Your objective | Every record here should be printed again exactly.

Part of a data file:

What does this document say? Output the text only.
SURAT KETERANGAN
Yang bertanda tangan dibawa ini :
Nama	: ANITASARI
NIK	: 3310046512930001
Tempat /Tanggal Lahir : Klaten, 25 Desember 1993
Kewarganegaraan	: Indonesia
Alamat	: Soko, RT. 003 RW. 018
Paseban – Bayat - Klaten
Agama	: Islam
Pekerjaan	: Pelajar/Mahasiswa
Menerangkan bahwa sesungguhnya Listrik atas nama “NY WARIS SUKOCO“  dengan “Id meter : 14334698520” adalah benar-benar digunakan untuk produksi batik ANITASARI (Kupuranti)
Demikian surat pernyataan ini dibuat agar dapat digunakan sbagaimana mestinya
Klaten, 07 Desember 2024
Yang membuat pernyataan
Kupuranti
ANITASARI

Task solution |
What does this document say? Output the text only.
SURAT KETERANGAN
Yang bertanda tangan dibawa ini :
Nama	: ANITASARI
NIK	: 3310046512930001
Tempat /Tanggal Lahir : Klaten, 25 Desember 1993
Kewarganegaraan	: Indonesia
Alamat	: Soko, RT. 003 RW. 018
Paseban – Bayat - Klaten
Agama	: Islam
Pekerjaan	: Pelajar/Mahasiswa
Menerangkan bahwa sesungguhnya Listrik atas nama “NY WARIS SUKOCO“  dengan “Id meter : 14334698520” adalah benar-benar digunakan untuk produksi batik ANITASARI (Kupuranti)
Demikian surat pernyataan ini dibuat agar dapat digunakan sbagaimana mestinya
Klaten, 07 Desember 2024
Yang membuat pernyataan
Kupuranti
ANITASARI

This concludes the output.